Figure data in JSON
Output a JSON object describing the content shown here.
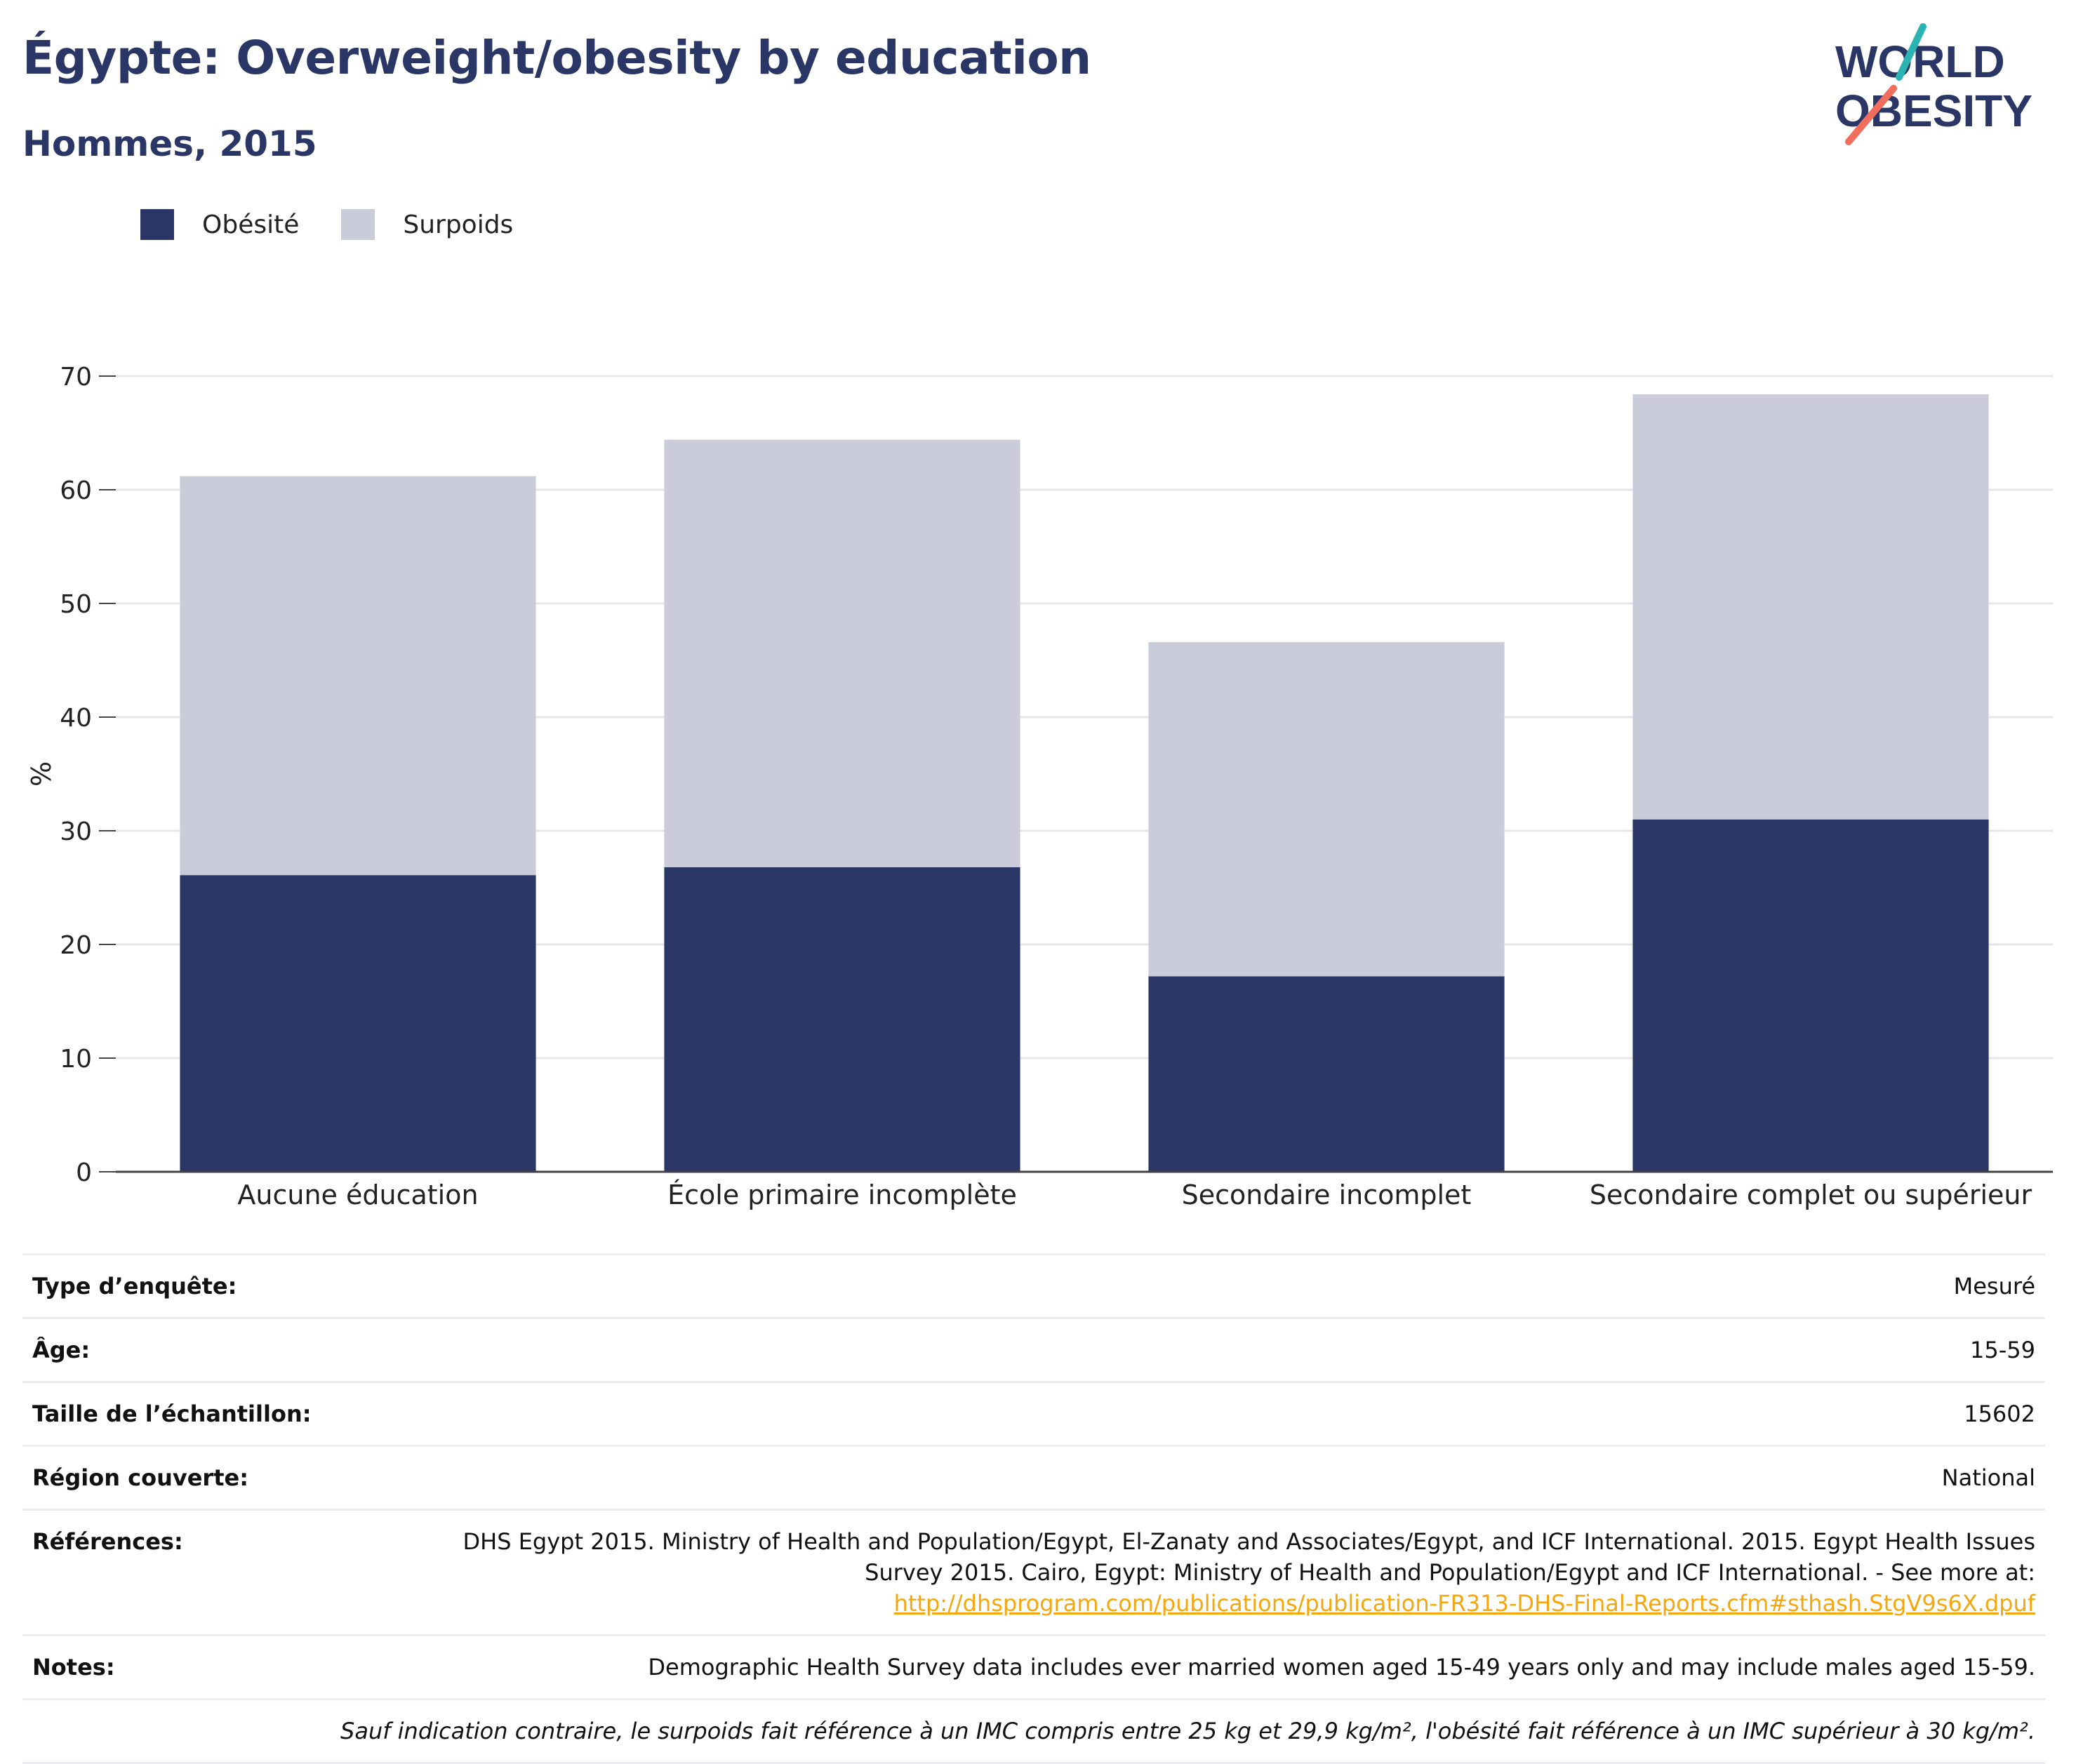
{
  "header": {
    "title": "Égypte: Overweight/obesity by education",
    "subtitle": "Hommes, 2015"
  },
  "logo": {
    "line1": "WORLD",
    "line2": "OBESITY"
  },
  "colors": {
    "obesity": "#2a3766",
    "overweight": "#cacdd9",
    "title": "#2a3766",
    "link": "#f4a70f",
    "logo_teal": "#2ab3b1",
    "logo_coral": "#f06e5b"
  },
  "chart_data": {
    "type": "bar",
    "stacked": true,
    "title": "Égypte: Overweight/obesity by education",
    "subtitle": "Hommes, 2015",
    "ylabel": "%",
    "xlabel": "",
    "ylim": [
      0,
      70
    ],
    "yticks": [
      "0",
      "10",
      "20",
      "30",
      "40",
      "50",
      "60",
      "70"
    ],
    "grid": true,
    "legend_position": "top-left",
    "categories": [
      "Aucune éducation",
      "École primaire incomplète",
      "Secondaire incomplet",
      "Secondaire complet ou supérieur"
    ],
    "series": [
      {
        "name": "Obésité",
        "values": [
          26.1,
          26.8,
          17.2,
          31.0
        ]
      },
      {
        "name": "Surpoids",
        "values": [
          35.1,
          37.6,
          29.4,
          37.4
        ]
      }
    ]
  },
  "info": {
    "rows": [
      {
        "label": "Type d’enquête:",
        "value": "Mesuré"
      },
      {
        "label": "Âge:",
        "value": "15-59"
      },
      {
        "label": "Taille de l’échantillon:",
        "value": "15602"
      },
      {
        "label": "Région couverte:",
        "value": "National"
      }
    ],
    "references_label": "Références:",
    "references_text": "DHS Egypt 2015. Ministry of Health and Population/Egypt, El-Zanaty and Associates/Egypt, and ICF International. 2015. Egypt Health Issues Survey 2015. Cairo, Egypt: Ministry of Health and Population/Egypt and ICF International. - See more at:",
    "references_link": "http://dhsprogram.com/publications/publication-FR313-DHS-Final-Reports.cfm#sthash.StgV9s6X.dpuf",
    "notes_label": "Notes:",
    "notes_text": "Demographic Health Survey data includes ever married women aged 15-49 years only and may include males aged 15-59.",
    "footnote": "Sauf indication contraire, le surpoids fait référence à un IMC compris entre 25 kg et 29,9 kg/m², l'obésité fait référence à un IMC supérieur à 30 kg/m²."
  }
}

EXERCISE BRIEF →
Extract the entries in full, exactly as they are, minus the pictures.

SOLUTION FOR THIS PROBLEM →
Output a JSON object describing the content shown here.
{
  "header": {
    "title": "Égypte: Overweight/obesity by education",
    "subtitle": "Hommes, 2015"
  },
  "logo": {
    "line1": "WORLD",
    "line2": "OBESITY"
  },
  "colors": {
    "obesity": "#2a3766",
    "overweight": "#cacdd9",
    "title": "#2a3766",
    "link": "#f4a70f",
    "logo_teal": "#2ab3b1",
    "logo_coral": "#f06e5b"
  },
  "chart_data": {
    "type": "bar",
    "stacked": true,
    "title": "Égypte: Overweight/obesity by education",
    "subtitle": "Hommes, 2015",
    "ylabel": "%",
    "xlabel": "",
    "ylim": [
      0,
      70
    ],
    "yticks": [
      "0",
      "10",
      "20",
      "30",
      "40",
      "50",
      "60",
      "70"
    ],
    "grid": true,
    "legend_position": "top-left",
    "categories": [
      "Aucune éducation",
      "École primaire incomplète",
      "Secondaire incomplet",
      "Secondaire complet ou supérieur"
    ],
    "series": [
      {
        "name": "Obésité",
        "values": [
          26.1,
          26.8,
          17.2,
          31.0
        ]
      },
      {
        "name": "Surpoids",
        "values": [
          35.1,
          37.6,
          29.4,
          37.4
        ]
      }
    ]
  },
  "info": {
    "rows": [
      {
        "label": "Type d’enquête:",
        "value": "Mesuré"
      },
      {
        "label": "Âge:",
        "value": "15-59"
      },
      {
        "label": "Taille de l’échantillon:",
        "value": "15602"
      },
      {
        "label": "Région couverte:",
        "value": "National"
      }
    ],
    "references_label": "Références:",
    "references_text": "DHS Egypt 2015. Ministry of Health and Population/Egypt, El-Zanaty and Associates/Egypt, and ICF International. 2015. Egypt Health Issues Survey 2015. Cairo, Egypt: Ministry of Health and Population/Egypt and ICF International. - See more at:",
    "references_link": "http://dhsprogram.com/publications/publication-FR313-DHS-Final-Reports.cfm#sthash.StgV9s6X.dpuf",
    "notes_label": "Notes:",
    "notes_text": "Demographic Health Survey data includes ever married women aged 15-49 years only and may include males aged 15-59.",
    "footnote": "Sauf indication contraire, le surpoids fait référence à un IMC compris entre 25 kg et 29,9 kg/m², l'obésité fait référence à un IMC supérieur à 30 kg/m²."
  }
}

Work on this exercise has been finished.